(Items from a figure collection)
+--

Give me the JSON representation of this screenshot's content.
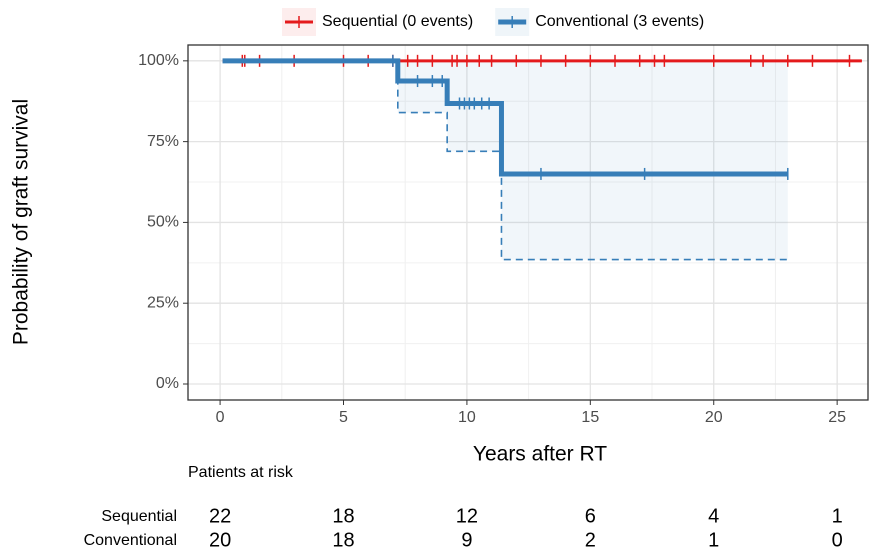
{
  "chart_data": {
    "type": "step",
    "x_label": "Years after RT",
    "y_label": "Probability of graft survival",
    "xlim": [
      -1.3,
      26.25
    ],
    "ylim": [
      -4.95,
      104.9
    ],
    "xticks": [
      0,
      5,
      10,
      15,
      20,
      25
    ],
    "yticks": [
      {
        "value": 0,
        "label": "0%"
      },
      {
        "value": 25,
        "label": "25%"
      },
      {
        "value": 50,
        "label": "50%"
      },
      {
        "value": 75,
        "label": "75%"
      },
      {
        "value": 100,
        "label": "100%"
      }
    ],
    "grid": true,
    "legend": "top",
    "series": [
      {
        "name": "Sequential (0 events)",
        "color": "#e41a1c",
        "x": [
          0.1,
          26
        ],
        "values": [
          100,
          100
        ],
        "ci_lower": {
          "x": [
            0.1,
            26
          ],
          "values": [
            100,
            100
          ]
        },
        "censor": {
          "x": [
            0.9,
            1.0,
            1.6,
            3.0,
            5.0,
            6.0,
            7.0,
            7.6,
            8.0,
            8.6,
            9.4,
            9.6,
            10.0,
            10.5,
            11.0,
            12.0,
            13.0,
            14.0,
            15.0,
            16.0,
            17.0,
            17.6,
            18.0,
            20.0,
            21.5,
            22.0,
            23.0,
            24.0,
            25.5
          ],
          "values": [
            100,
            100,
            100,
            100,
            100,
            100,
            100,
            100,
            100,
            100,
            100,
            100,
            100,
            100,
            100,
            100,
            100,
            100,
            100,
            100,
            100,
            100,
            100,
            100,
            100,
            100,
            100,
            100,
            100
          ]
        }
      },
      {
        "name": "Conventional (3 events)",
        "color": "#377eb8",
        "x": [
          0.1,
          7.2,
          9.2,
          11.4,
          23
        ],
        "values": [
          100,
          93.75,
          86.8,
          65,
          65
        ],
        "ci_lower": {
          "x": [
            0.1,
            7.2,
            9.2,
            11.4,
            23
          ],
          "values": [
            100,
            84,
            72,
            38.5,
            38.5
          ]
        },
        "ci_upper": {
          "x": [
            0.1,
            7.2,
            9.2,
            11.4,
            23
          ],
          "values": [
            100,
            100,
            100,
            100,
            100
          ]
        },
        "censor": {
          "x": [
            7.0,
            8.0,
            8.6,
            9.0,
            9.7,
            9.9,
            10.1,
            10.3,
            10.6,
            10.9,
            13.0,
            17.2,
            23.0
          ],
          "values": [
            100,
            93.75,
            93.75,
            93.75,
            86.8,
            86.8,
            86.8,
            86.8,
            86.8,
            86.8,
            65,
            65,
            65
          ]
        }
      }
    ],
    "risk_table": {
      "title": "Patients at risk",
      "rows": [
        {
          "name": "Sequential",
          "counts": [
            22,
            18,
            12,
            6,
            4,
            1
          ]
        },
        {
          "name": "Conventional",
          "counts": [
            20,
            18,
            9,
            2,
            1,
            0
          ]
        }
      ]
    }
  }
}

+--

:: Exercise brief ::
Every line of the records above must reappear exactly, though the pictures must not.

:: Answer below ::
Give me the JSON representation of this screenshot's content.
{
  "chart_data": {
    "type": "step",
    "x_label": "Years after RT",
    "y_label": "Probability of graft survival",
    "xlim": [
      -1.3,
      26.25
    ],
    "ylim": [
      -4.95,
      104.9
    ],
    "xticks": [
      0,
      5,
      10,
      15,
      20,
      25
    ],
    "yticks": [
      {
        "value": 0,
        "label": "0%"
      },
      {
        "value": 25,
        "label": "25%"
      },
      {
        "value": 50,
        "label": "50%"
      },
      {
        "value": 75,
        "label": "75%"
      },
      {
        "value": 100,
        "label": "100%"
      }
    ],
    "grid": true,
    "legend": "top",
    "series": [
      {
        "name": "Sequential (0 events)",
        "color": "#e41a1c",
        "x": [
          0.1,
          26
        ],
        "values": [
          100,
          100
        ],
        "ci_lower": {
          "x": [
            0.1,
            26
          ],
          "values": [
            100,
            100
          ]
        },
        "censor": {
          "x": [
            0.9,
            1.0,
            1.6,
            3.0,
            5.0,
            6.0,
            7.0,
            7.6,
            8.0,
            8.6,
            9.4,
            9.6,
            10.0,
            10.5,
            11.0,
            12.0,
            13.0,
            14.0,
            15.0,
            16.0,
            17.0,
            17.6,
            18.0,
            20.0,
            21.5,
            22.0,
            23.0,
            24.0,
            25.5
          ],
          "values": [
            100,
            100,
            100,
            100,
            100,
            100,
            100,
            100,
            100,
            100,
            100,
            100,
            100,
            100,
            100,
            100,
            100,
            100,
            100,
            100,
            100,
            100,
            100,
            100,
            100,
            100,
            100,
            100,
            100
          ]
        }
      },
      {
        "name": "Conventional (3 events)",
        "color": "#377eb8",
        "x": [
          0.1,
          7.2,
          9.2,
          11.4,
          23
        ],
        "values": [
          100,
          93.75,
          86.8,
          65,
          65
        ],
        "ci_lower": {
          "x": [
            0.1,
            7.2,
            9.2,
            11.4,
            23
          ],
          "values": [
            100,
            84,
            72,
            38.5,
            38.5
          ]
        },
        "ci_upper": {
          "x": [
            0.1,
            7.2,
            9.2,
            11.4,
            23
          ],
          "values": [
            100,
            100,
            100,
            100,
            100
          ]
        },
        "censor": {
          "x": [
            7.0,
            8.0,
            8.6,
            9.0,
            9.7,
            9.9,
            10.1,
            10.3,
            10.6,
            10.9,
            13.0,
            17.2,
            23.0
          ],
          "values": [
            100,
            93.75,
            93.75,
            93.75,
            86.8,
            86.8,
            86.8,
            86.8,
            86.8,
            86.8,
            65,
            65,
            65
          ]
        }
      }
    ],
    "risk_table": {
      "title": "Patients at risk",
      "rows": [
        {
          "name": "Sequential",
          "counts": [
            22,
            18,
            12,
            6,
            4,
            1
          ]
        },
        {
          "name": "Conventional",
          "counts": [
            20,
            18,
            9,
            2,
            1,
            0
          ]
        }
      ]
    }
  }
}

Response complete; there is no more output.